— BEGIN Entries supplied —
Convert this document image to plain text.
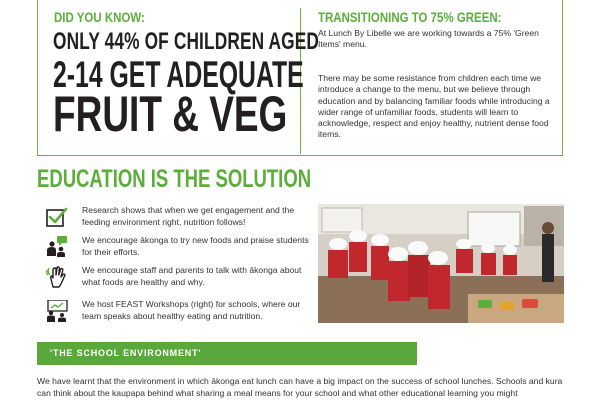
DID YOU KNOW:
ONLY 44% OF CHILDREN AGED
2-14 GET ADEQUATE
FRUIT & VEG
TRANSITIONING TO 75% GREEN:
At Lunch By Libelle we are working towards a 75% 'Green Items' menu.
There may be some resistance from children each time we introduce a change to the menu, but we believe through education and by balancing familiar foods while introducing a wider range of unfamiliar foods, students will learn to acknowledge, respect and enjoy healthy, nutrient dense food items.
EDUCATION IS THE SOLUTION
Research shows that when we get engagement and the feeding environment right, nutrition follows!
We encourage ākonga to try new foods and praise students for their efforts.
We encourage staff and parents to talk with ākonga about what foods are healthy and why.
We host FEAST Workshops (right) for schools, where our team speaks about healthy eating and nutrition.
'THE SCHOOL ENVIRONMENT'
We have learnt that the environment in which ākonga eat lunch can have a big impact on the success of school lunches. Schools and kura can think about the kaupapa behind what sharing a meal means for your school and what other educational learning you might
— END Entries supplied —
■ **Goal of the exercise**
Copy every line of the listing where the word "what" appears.

■ **Correct response**
We encourage staff and parents to talk with ākonga about what foods are healthy and why.
We have learnt that the environment in which ākonga eat lunch can have a big impact on the success of school lunches. Schools and kura can think about the kaupapa behind what sharing a meal means for your school and what other educational learning you might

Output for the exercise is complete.